■ Problem to solve
Every line below that mentions the word "this" should be copied out.

■ Data records
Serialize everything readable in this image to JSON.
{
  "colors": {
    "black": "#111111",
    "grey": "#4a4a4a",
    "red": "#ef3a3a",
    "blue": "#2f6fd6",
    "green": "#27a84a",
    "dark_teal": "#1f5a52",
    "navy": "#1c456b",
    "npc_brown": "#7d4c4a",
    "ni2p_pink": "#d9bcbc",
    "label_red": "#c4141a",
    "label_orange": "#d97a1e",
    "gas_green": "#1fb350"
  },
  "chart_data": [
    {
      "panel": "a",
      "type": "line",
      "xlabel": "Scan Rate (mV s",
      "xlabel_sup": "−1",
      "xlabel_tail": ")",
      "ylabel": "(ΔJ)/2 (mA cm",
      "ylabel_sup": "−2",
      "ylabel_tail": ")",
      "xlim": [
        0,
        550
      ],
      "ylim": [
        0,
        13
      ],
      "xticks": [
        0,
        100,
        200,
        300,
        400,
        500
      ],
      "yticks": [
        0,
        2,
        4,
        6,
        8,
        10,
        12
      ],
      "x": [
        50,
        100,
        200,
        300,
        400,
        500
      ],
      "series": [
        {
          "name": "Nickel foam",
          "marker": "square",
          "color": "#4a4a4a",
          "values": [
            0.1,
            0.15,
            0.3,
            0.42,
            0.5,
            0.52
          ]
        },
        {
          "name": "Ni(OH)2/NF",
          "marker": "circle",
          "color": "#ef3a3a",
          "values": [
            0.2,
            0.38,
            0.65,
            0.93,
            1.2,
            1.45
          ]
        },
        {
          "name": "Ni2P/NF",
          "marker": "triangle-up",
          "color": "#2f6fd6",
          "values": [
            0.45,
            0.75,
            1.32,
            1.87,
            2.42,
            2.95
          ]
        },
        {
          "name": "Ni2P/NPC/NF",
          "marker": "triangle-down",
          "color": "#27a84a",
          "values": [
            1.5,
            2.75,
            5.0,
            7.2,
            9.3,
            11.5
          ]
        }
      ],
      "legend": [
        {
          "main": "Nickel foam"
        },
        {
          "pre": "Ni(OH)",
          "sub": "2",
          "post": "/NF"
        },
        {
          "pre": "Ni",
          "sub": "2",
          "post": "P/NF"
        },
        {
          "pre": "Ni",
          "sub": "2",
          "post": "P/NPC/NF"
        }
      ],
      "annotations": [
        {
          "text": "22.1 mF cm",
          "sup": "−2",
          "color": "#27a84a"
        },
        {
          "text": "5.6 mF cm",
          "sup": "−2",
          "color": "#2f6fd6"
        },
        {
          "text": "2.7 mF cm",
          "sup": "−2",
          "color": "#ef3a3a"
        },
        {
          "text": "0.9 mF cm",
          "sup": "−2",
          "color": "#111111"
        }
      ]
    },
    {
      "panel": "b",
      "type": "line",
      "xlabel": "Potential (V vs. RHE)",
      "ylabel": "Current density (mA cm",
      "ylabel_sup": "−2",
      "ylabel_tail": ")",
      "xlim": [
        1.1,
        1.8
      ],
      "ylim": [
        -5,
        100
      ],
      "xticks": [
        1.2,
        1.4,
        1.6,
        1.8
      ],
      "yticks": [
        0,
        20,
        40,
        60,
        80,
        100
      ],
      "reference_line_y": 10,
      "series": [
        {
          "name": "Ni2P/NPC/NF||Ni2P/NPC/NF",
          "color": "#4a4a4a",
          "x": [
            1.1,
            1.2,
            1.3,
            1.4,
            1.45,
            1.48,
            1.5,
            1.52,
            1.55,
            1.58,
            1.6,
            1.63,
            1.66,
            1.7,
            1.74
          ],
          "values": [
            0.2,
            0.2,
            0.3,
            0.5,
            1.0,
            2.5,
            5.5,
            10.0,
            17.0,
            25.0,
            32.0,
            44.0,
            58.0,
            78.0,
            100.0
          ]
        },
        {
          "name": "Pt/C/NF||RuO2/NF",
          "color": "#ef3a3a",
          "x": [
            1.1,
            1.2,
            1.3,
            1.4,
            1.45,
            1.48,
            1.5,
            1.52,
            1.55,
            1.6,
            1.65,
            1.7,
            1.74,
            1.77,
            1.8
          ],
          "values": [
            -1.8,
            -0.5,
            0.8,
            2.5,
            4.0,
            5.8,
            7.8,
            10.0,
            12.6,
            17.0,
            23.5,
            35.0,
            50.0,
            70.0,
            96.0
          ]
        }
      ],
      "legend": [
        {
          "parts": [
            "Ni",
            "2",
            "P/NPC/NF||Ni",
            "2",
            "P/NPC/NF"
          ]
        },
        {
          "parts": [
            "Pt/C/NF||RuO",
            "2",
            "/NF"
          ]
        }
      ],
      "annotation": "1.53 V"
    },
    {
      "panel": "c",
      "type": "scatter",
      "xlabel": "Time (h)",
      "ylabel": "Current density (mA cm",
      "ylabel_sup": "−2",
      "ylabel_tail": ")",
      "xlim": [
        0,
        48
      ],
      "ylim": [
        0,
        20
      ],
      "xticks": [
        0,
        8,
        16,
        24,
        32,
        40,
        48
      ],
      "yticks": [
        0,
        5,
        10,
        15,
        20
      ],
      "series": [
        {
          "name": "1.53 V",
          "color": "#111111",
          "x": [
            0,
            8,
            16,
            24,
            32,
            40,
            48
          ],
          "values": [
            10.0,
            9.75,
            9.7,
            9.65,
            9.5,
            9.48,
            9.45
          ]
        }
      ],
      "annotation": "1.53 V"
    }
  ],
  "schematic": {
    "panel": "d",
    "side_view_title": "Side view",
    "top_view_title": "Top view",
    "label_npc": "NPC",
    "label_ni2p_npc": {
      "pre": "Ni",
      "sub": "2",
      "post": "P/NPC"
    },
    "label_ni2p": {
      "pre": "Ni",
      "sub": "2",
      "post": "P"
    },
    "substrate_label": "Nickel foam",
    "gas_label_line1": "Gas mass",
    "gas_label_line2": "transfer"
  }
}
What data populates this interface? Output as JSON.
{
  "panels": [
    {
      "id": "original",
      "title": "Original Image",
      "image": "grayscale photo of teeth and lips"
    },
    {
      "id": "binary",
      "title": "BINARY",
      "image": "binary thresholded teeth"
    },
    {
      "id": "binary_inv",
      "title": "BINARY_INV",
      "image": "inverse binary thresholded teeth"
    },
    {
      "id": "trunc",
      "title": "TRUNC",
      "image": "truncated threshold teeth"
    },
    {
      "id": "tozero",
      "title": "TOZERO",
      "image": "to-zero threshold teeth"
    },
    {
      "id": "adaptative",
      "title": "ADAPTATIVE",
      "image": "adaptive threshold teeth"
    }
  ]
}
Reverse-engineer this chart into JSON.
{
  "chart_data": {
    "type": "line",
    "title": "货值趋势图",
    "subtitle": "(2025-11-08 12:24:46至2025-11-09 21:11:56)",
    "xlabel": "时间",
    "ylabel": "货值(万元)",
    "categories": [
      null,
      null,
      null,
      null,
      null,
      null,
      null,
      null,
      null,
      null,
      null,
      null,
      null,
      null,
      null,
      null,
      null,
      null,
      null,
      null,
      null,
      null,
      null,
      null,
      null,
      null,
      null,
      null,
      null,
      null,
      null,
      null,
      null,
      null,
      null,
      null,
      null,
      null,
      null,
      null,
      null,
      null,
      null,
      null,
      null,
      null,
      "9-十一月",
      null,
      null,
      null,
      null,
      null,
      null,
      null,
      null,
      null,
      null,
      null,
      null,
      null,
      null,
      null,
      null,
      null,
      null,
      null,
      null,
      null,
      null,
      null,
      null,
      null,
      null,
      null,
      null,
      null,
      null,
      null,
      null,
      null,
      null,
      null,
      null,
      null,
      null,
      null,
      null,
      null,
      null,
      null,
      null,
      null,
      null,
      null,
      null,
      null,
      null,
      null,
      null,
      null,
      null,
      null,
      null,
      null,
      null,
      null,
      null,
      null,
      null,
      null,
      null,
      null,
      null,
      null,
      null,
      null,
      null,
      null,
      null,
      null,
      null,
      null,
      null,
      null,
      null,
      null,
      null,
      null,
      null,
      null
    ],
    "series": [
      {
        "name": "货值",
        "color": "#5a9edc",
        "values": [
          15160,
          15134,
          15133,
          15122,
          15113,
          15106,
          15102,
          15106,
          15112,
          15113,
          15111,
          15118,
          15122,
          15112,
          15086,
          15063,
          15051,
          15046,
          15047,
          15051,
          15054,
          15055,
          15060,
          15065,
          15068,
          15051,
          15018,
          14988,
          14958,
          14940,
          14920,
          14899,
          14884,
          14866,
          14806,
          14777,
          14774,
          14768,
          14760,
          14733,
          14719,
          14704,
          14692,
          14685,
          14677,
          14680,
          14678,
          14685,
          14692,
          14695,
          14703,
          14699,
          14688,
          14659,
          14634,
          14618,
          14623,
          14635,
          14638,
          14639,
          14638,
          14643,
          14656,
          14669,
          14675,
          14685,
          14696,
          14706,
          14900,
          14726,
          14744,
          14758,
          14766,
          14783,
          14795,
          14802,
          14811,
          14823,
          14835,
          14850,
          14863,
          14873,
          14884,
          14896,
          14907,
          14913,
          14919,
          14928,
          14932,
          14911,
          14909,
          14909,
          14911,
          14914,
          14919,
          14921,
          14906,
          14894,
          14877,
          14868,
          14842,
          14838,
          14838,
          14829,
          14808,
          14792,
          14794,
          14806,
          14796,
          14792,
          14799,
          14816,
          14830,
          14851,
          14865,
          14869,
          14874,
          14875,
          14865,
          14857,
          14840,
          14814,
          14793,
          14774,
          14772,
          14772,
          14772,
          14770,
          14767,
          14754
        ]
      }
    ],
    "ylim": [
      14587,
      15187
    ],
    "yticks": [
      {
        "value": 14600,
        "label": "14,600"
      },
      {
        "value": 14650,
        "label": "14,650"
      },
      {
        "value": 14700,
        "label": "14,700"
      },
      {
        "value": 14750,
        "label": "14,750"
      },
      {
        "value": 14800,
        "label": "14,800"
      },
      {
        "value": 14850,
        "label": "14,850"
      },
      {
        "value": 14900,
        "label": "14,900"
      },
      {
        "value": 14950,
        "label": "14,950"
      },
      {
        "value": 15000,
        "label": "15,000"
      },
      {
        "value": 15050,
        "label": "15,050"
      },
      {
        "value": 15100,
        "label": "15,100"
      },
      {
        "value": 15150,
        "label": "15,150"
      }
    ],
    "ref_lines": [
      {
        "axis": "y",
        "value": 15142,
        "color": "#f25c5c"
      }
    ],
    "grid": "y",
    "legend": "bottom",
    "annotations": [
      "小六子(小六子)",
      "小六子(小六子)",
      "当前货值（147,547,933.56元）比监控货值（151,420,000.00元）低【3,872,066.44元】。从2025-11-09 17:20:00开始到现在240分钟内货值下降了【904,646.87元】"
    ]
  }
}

■ Exercise solution
Serialize everything readable in this image to JSON.
What data populates this interface? Output as JSON.
Reverse-engineer this chart into JSON.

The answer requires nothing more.